• GOAL: Only the pictures stay out; every record is to be quoted exactly.

• PROVIDED MATERIAL:
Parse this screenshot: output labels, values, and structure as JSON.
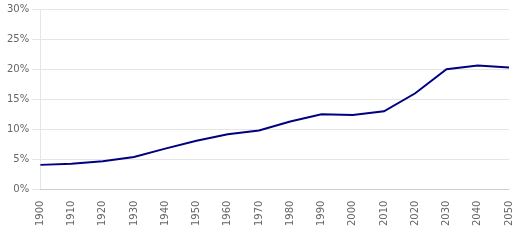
{
  "chart_data": {
    "type": "line",
    "x": [
      1900,
      1910,
      1920,
      1930,
      1940,
      1950,
      1960,
      1970,
      1980,
      1990,
      2000,
      2010,
      2020,
      2030,
      2040,
      2050
    ],
    "values": [
      4.1,
      4.3,
      4.7,
      5.4,
      6.8,
      8.1,
      9.2,
      9.8,
      11.3,
      12.5,
      12.4,
      13.0,
      16.0,
      20.0,
      20.6,
      20.3
    ],
    "color": "#000080",
    "xlim": [
      1900,
      2050
    ],
    "xticks": [
      1900,
      1910,
      1920,
      1930,
      1940,
      1950,
      1960,
      1970,
      1980,
      1990,
      2000,
      2010,
      2020,
      2030,
      2040,
      2050
    ],
    "ylim": [
      0,
      30
    ],
    "yticks": [
      {
        "value": 0,
        "label": "0%"
      },
      {
        "value": 5,
        "label": "5%"
      },
      {
        "value": 10,
        "label": "10%"
      },
      {
        "value": 15,
        "label": "15%"
      },
      {
        "value": 20,
        "label": "20%"
      },
      {
        "value": 25,
        "label": "25%"
      },
      {
        "value": 30,
        "label": "30%"
      }
    ],
    "grid": "y"
  }
}
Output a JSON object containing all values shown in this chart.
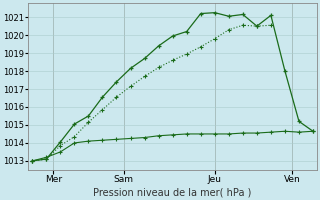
{
  "xlabel": "Pression niveau de la mer( hPa )",
  "bg_color": "#cce8ee",
  "grid_color": "#aacccc",
  "line_color": "#1a6b1a",
  "ylim": [
    1012.5,
    1021.8
  ],
  "yticks": [
    1013,
    1014,
    1015,
    1016,
    1017,
    1018,
    1019,
    1020,
    1021
  ],
  "xlim": [
    -0.3,
    20.3
  ],
  "xtick_positions": [
    1.5,
    6.5,
    13.0,
    18.5
  ],
  "xtick_labels": [
    "Mer",
    "Sam",
    "Jeu",
    "Ven"
  ],
  "series_flat_x": [
    0,
    1,
    2,
    3,
    4,
    5,
    6,
    7,
    8,
    9,
    10,
    11,
    12,
    13,
    14,
    15,
    16,
    17,
    18,
    19,
    20
  ],
  "series_flat_y": [
    1013.0,
    1013.2,
    1013.5,
    1014.0,
    1014.1,
    1014.15,
    1014.2,
    1014.25,
    1014.3,
    1014.4,
    1014.45,
    1014.5,
    1014.5,
    1014.5,
    1014.5,
    1014.55,
    1014.55,
    1014.6,
    1014.65,
    1014.6,
    1014.65
  ],
  "series_main_x": [
    0,
    1,
    2,
    3,
    4,
    5,
    6,
    7,
    8,
    9,
    10,
    11,
    12,
    13,
    14,
    15,
    16,
    17,
    18,
    19,
    20
  ],
  "series_main_y": [
    1013.0,
    1013.1,
    1014.05,
    1015.05,
    1015.5,
    1016.55,
    1017.4,
    1018.15,
    1018.7,
    1019.4,
    1019.95,
    1020.2,
    1021.2,
    1021.25,
    1021.05,
    1021.15,
    1020.5,
    1021.1,
    1018.0,
    1015.2,
    1014.65
  ],
  "series_dotted_x": [
    0,
    1,
    2,
    3,
    4,
    5,
    6,
    7,
    8,
    9,
    10,
    11,
    12,
    13,
    14,
    15,
    16,
    17
  ],
  "series_dotted_y": [
    1013.0,
    1013.1,
    1013.85,
    1014.35,
    1015.15,
    1015.85,
    1016.55,
    1017.15,
    1017.7,
    1018.2,
    1018.6,
    1018.95,
    1019.35,
    1019.8,
    1020.3,
    1020.55,
    1020.5,
    1020.55
  ]
}
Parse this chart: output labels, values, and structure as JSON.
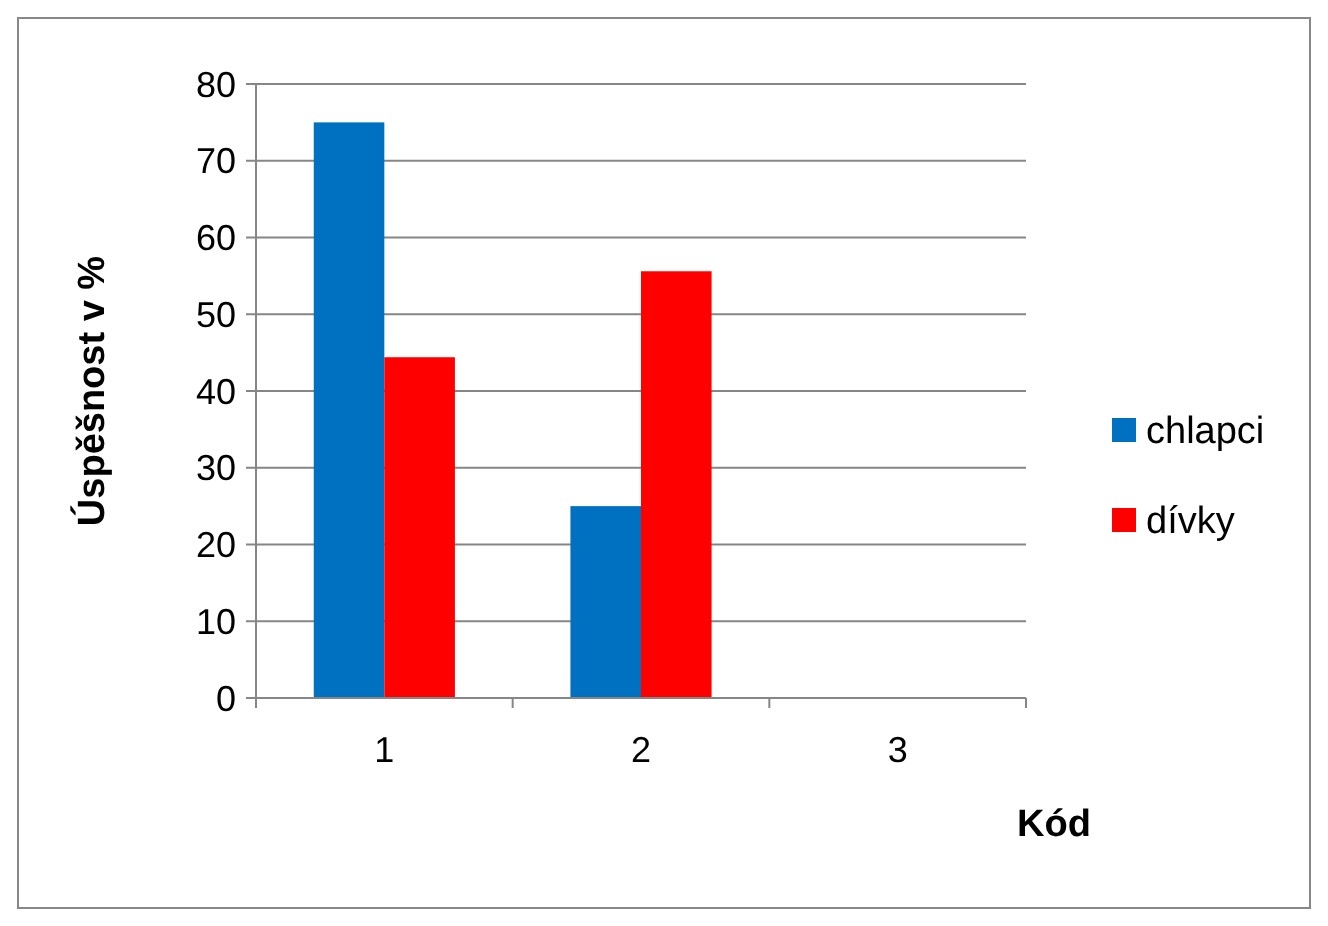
{
  "chart_data": {
    "type": "bar",
    "xlabel": "Kód",
    "ylabel": "Úspěšnost v %",
    "categories": [
      "1",
      "2",
      "3"
    ],
    "series": [
      {
        "name": "chlapci",
        "color": "#0070c0",
        "values": [
          75,
          25,
          0
        ]
      },
      {
        "name": "dívky",
        "color": "#ff0000",
        "values": [
          44.4,
          55.6,
          0
        ]
      }
    ],
    "ylim": [
      0,
      80
    ],
    "yticks": [
      0,
      10,
      20,
      30,
      40,
      50,
      60,
      70,
      80
    ],
    "grid": "y",
    "legend": "right"
  }
}
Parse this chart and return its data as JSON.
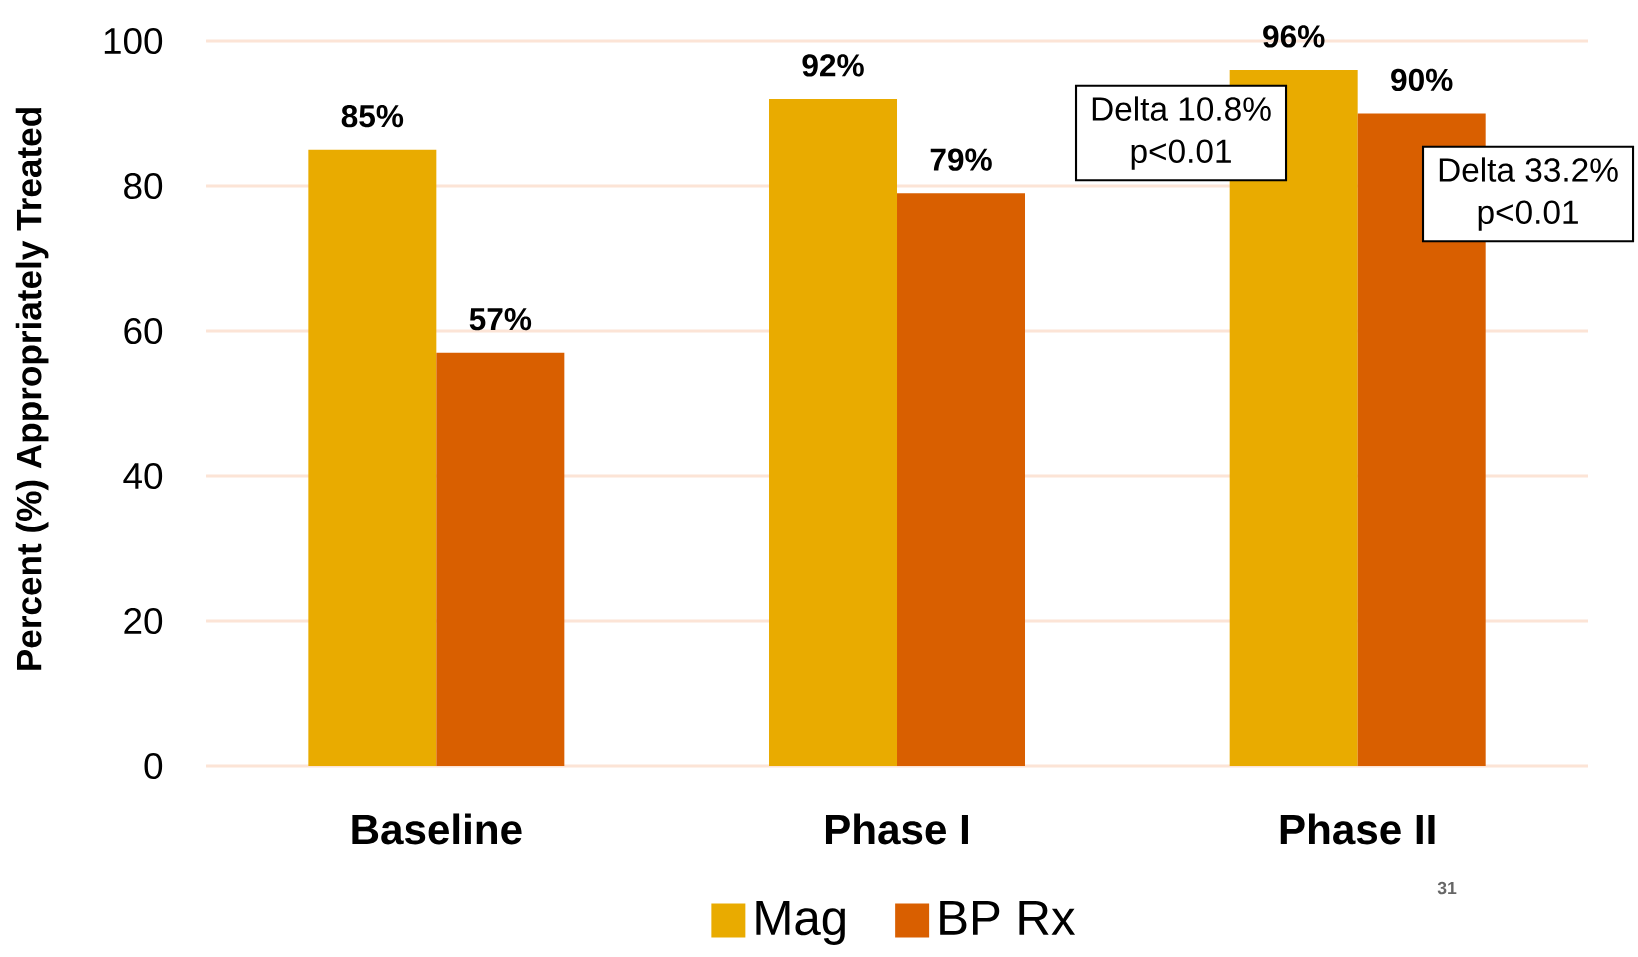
{
  "chart_data": {
    "type": "bar",
    "ylabel": "Percent (%) Appropriately Treated",
    "categories": [
      "Baseline",
      "Phase I",
      "Phase II"
    ],
    "series": [
      {
        "name": "Mag",
        "color": "#e9ab00",
        "values": [
          85,
          92,
          96
        ],
        "value_labels": [
          "85%",
          "92%",
          "96%"
        ]
      },
      {
        "name": "BP Rx",
        "color": "#d95f00",
        "values": [
          57,
          79,
          90
        ],
        "value_labels": [
          "57%",
          "79%",
          "90%"
        ]
      }
    ],
    "ylim": [
      0,
      100
    ],
    "yticks": [
      0,
      20,
      40,
      60,
      80,
      100
    ],
    "grid": "y",
    "legend": "bottom",
    "annotations": [
      "Delta 10.8%",
      "p<0.01",
      "Delta 33.2%",
      "p<0.01",
      "31"
    ]
  }
}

• REPLY TO THE EXERCISE:
Parse this screenshot: output labels, values, and structure as JSON.
{
  "chart_data": {
    "type": "line",
    "x": [
      1900,
      1910,
      1920,
      1930,
      1940,
      1950,
      1960,
      1970,
      1980,
      1990,
      2000,
      2010,
      2020,
      2030,
      2040,
      2050
    ],
    "values": [
      4.1,
      4.3,
      4.7,
      5.4,
      6.8,
      8.1,
      9.2,
      9.8,
      11.3,
      12.5,
      12.4,
      13.0,
      16.0,
      20.0,
      20.6,
      20.3
    ],
    "color": "#000080",
    "xlim": [
      1900,
      2050
    ],
    "xticks": [
      1900,
      1910,
      1920,
      1930,
      1940,
      1950,
      1960,
      1970,
      1980,
      1990,
      2000,
      2010,
      2020,
      2030,
      2040,
      2050
    ],
    "ylim": [
      0,
      30
    ],
    "yticks": [
      {
        "value": 0,
        "label": "0%"
      },
      {
        "value": 5,
        "label": "5%"
      },
      {
        "value": 10,
        "label": "10%"
      },
      {
        "value": 15,
        "label": "15%"
      },
      {
        "value": 20,
        "label": "20%"
      },
      {
        "value": 25,
        "label": "25%"
      },
      {
        "value": 30,
        "label": "30%"
      }
    ],
    "grid": "y"
  }
}
Output a JSON object containing all values shown in this chart.
{
  "xlabel": "Pression niveau de la mer( hPa )",
  "bg_color": "#cce8ee",
  "grid_color": "#aacccc",
  "line_color": "#1a6b1a",
  "ylim": [
    1012.5,
    1021.8
  ],
  "yticks": [
    1013,
    1014,
    1015,
    1016,
    1017,
    1018,
    1019,
    1020,
    1021
  ],
  "xlim": [
    -0.3,
    20.3
  ],
  "xtick_positions": [
    1.5,
    6.5,
    13.0,
    18.5
  ],
  "xtick_labels": [
    "Mer",
    "Sam",
    "Jeu",
    "Ven"
  ],
  "series_flat_x": [
    0,
    1,
    2,
    3,
    4,
    5,
    6,
    7,
    8,
    9,
    10,
    11,
    12,
    13,
    14,
    15,
    16,
    17,
    18,
    19,
    20
  ],
  "series_flat_y": [
    1013.0,
    1013.2,
    1013.5,
    1014.0,
    1014.1,
    1014.15,
    1014.2,
    1014.25,
    1014.3,
    1014.4,
    1014.45,
    1014.5,
    1014.5,
    1014.5,
    1014.5,
    1014.55,
    1014.55,
    1014.6,
    1014.65,
    1014.6,
    1014.65
  ],
  "series_main_x": [
    0,
    1,
    2,
    3,
    4,
    5,
    6,
    7,
    8,
    9,
    10,
    11,
    12,
    13,
    14,
    15,
    16,
    17,
    18,
    19,
    20
  ],
  "series_main_y": [
    1013.0,
    1013.1,
    1014.05,
    1015.05,
    1015.5,
    1016.55,
    1017.4,
    1018.15,
    1018.7,
    1019.4,
    1019.95,
    1020.2,
    1021.2,
    1021.25,
    1021.05,
    1021.15,
    1020.5,
    1021.1,
    1018.0,
    1015.2,
    1014.65
  ],
  "series_dotted_x": [
    0,
    1,
    2,
    3,
    4,
    5,
    6,
    7,
    8,
    9,
    10,
    11,
    12,
    13,
    14,
    15,
    16,
    17
  ],
  "series_dotted_y": [
    1013.0,
    1013.1,
    1013.85,
    1014.35,
    1015.15,
    1015.85,
    1016.55,
    1017.15,
    1017.7,
    1018.2,
    1018.6,
    1018.95,
    1019.35,
    1019.8,
    1020.3,
    1020.55,
    1020.5,
    1020.55
  ]
}
Parse this chart: output labels, values, and structure as JSON.
{
  "chart_data": {
    "type": "bar",
    "xlabel": "Kód",
    "ylabel": "Úspěšnost v %",
    "categories": [
      "1",
      "2",
      "3"
    ],
    "series": [
      {
        "name": "chlapci",
        "color": "#0070c0",
        "values": [
          75,
          25,
          0
        ]
      },
      {
        "name": "dívky",
        "color": "#ff0000",
        "values": [
          44.4,
          55.6,
          0
        ]
      }
    ],
    "ylim": [
      0,
      80
    ],
    "yticks": [
      0,
      10,
      20,
      30,
      40,
      50,
      60,
      70,
      80
    ],
    "grid": "y",
    "legend": "right"
  }
}
Parse this chart and return its data as JSON.
{
  "chart_data": {
    "type": "bar",
    "ylabel": "Percent (%) Appropriately Treated",
    "categories": [
      "Baseline",
      "Phase I",
      "Phase II"
    ],
    "series": [
      {
        "name": "Mag",
        "color": "#e9ab00",
        "values": [
          85,
          92,
          96
        ],
        "value_labels": [
          "85%",
          "92%",
          "96%"
        ]
      },
      {
        "name": "BP Rx",
        "color": "#d95f00",
        "values": [
          57,
          79,
          90
        ],
        "value_labels": [
          "57%",
          "79%",
          "90%"
        ]
      }
    ],
    "ylim": [
      0,
      100
    ],
    "yticks": [
      0,
      20,
      40,
      60,
      80,
      100
    ],
    "grid": "y",
    "legend": "bottom",
    "annotations": [
      "Delta 10.8%",
      "p<0.01",
      "Delta 33.2%",
      "p<0.01",
      "31"
    ]
  }
}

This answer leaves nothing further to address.